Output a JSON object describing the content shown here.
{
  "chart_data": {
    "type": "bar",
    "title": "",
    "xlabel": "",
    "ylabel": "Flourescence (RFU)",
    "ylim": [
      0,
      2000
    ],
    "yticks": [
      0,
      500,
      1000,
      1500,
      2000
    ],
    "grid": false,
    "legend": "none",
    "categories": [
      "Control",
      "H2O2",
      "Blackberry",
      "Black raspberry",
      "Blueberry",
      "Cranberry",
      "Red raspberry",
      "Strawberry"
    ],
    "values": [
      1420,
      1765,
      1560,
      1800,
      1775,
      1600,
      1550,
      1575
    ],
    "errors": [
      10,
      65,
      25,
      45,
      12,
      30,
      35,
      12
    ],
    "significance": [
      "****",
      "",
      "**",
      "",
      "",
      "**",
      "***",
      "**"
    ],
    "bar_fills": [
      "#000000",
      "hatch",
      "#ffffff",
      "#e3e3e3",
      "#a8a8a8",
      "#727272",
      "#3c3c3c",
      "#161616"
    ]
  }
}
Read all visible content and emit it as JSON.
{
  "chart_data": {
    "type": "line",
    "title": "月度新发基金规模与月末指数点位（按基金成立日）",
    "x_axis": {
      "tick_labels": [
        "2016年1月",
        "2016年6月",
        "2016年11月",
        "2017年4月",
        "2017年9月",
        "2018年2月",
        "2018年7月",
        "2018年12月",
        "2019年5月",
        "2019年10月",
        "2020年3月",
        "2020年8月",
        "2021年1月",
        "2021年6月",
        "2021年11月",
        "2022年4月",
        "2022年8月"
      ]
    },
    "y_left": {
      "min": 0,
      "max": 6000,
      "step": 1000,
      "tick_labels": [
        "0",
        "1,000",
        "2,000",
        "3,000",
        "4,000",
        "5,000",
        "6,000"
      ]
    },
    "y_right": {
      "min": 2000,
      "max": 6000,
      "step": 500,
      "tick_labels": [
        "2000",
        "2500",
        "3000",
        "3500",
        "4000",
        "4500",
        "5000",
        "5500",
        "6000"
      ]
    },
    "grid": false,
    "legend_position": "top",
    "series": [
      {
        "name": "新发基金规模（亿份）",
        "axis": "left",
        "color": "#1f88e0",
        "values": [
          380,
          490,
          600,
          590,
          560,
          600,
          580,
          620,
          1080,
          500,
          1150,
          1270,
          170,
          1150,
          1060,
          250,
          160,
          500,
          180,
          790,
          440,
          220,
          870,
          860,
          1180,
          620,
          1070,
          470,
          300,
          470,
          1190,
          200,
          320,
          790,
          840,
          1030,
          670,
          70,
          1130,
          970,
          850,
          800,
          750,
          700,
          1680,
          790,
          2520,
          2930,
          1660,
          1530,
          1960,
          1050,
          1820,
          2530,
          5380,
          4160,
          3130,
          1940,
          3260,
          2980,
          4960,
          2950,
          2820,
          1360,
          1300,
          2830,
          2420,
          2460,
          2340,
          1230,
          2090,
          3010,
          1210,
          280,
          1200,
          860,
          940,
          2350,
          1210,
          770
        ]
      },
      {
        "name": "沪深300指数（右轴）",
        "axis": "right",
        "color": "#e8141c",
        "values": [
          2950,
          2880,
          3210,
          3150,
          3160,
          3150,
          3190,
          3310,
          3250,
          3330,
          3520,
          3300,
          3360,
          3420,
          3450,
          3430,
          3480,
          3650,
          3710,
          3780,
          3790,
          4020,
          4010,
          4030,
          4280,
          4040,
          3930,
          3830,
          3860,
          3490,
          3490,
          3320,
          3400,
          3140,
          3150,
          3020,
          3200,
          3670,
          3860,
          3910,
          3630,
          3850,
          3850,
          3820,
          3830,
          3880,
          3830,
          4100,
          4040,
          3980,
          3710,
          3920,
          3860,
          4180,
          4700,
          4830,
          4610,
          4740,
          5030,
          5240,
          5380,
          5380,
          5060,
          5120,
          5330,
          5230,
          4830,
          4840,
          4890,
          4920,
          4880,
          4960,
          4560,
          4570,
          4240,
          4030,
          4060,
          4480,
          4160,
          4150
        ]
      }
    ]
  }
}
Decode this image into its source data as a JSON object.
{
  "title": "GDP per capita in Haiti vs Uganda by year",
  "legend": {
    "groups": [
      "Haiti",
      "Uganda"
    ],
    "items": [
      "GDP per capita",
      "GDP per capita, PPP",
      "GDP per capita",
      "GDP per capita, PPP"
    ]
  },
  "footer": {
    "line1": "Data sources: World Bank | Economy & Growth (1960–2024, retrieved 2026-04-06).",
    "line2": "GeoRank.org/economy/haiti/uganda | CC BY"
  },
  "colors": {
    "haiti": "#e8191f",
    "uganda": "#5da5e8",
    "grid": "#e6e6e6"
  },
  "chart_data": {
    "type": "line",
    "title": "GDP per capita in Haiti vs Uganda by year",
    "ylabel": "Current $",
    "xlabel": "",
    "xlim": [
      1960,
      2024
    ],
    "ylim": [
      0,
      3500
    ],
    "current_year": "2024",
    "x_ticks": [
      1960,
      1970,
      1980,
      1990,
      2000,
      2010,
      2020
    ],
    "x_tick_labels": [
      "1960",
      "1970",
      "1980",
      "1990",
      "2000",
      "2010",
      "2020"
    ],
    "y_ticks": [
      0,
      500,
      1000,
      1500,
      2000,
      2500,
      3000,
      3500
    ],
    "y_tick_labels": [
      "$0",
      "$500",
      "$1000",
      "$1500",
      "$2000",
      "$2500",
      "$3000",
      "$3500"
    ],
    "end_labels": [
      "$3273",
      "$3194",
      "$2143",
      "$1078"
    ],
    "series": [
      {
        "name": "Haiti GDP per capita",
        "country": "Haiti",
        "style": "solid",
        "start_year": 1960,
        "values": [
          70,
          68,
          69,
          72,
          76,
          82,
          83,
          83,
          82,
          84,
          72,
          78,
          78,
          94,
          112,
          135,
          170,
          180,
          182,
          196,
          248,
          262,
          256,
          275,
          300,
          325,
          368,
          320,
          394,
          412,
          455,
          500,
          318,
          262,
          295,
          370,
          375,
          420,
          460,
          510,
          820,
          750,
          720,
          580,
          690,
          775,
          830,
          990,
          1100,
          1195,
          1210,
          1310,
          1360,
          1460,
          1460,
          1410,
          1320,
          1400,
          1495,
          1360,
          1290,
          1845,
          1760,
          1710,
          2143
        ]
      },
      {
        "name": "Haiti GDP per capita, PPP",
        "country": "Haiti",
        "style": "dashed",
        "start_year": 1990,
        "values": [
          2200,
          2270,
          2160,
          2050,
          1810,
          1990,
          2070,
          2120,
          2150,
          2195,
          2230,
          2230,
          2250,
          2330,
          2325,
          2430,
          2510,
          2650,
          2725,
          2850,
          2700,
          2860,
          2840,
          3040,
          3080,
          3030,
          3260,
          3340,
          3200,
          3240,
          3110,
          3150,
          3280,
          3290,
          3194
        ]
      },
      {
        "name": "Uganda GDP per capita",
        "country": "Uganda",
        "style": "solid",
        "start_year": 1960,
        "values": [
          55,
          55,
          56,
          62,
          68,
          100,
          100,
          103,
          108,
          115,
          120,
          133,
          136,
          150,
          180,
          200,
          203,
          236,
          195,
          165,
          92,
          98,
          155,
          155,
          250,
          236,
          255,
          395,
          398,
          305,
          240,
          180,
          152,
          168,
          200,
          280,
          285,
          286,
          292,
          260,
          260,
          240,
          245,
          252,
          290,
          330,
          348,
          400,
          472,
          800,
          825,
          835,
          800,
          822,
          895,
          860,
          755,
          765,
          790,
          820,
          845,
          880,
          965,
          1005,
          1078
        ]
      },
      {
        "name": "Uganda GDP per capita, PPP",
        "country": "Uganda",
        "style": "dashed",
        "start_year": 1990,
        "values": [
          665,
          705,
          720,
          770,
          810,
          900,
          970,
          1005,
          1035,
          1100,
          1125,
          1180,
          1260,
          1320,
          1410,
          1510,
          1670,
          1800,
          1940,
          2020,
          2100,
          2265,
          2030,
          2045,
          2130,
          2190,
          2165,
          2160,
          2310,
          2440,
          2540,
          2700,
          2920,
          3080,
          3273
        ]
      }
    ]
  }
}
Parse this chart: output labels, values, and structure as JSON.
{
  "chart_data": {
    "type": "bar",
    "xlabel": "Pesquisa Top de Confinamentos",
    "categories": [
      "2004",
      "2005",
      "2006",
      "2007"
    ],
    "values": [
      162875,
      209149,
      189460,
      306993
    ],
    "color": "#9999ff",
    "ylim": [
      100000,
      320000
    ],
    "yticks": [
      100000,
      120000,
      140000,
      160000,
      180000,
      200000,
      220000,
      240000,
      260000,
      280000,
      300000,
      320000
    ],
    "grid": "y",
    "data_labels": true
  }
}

» **Task details**
Check each line above for the word "grid" and copy the ones that have it.

» **Solution below**
    "grid": false,
    "grid": false,
    "grid": "#e6e6e6"
    "grid": "y",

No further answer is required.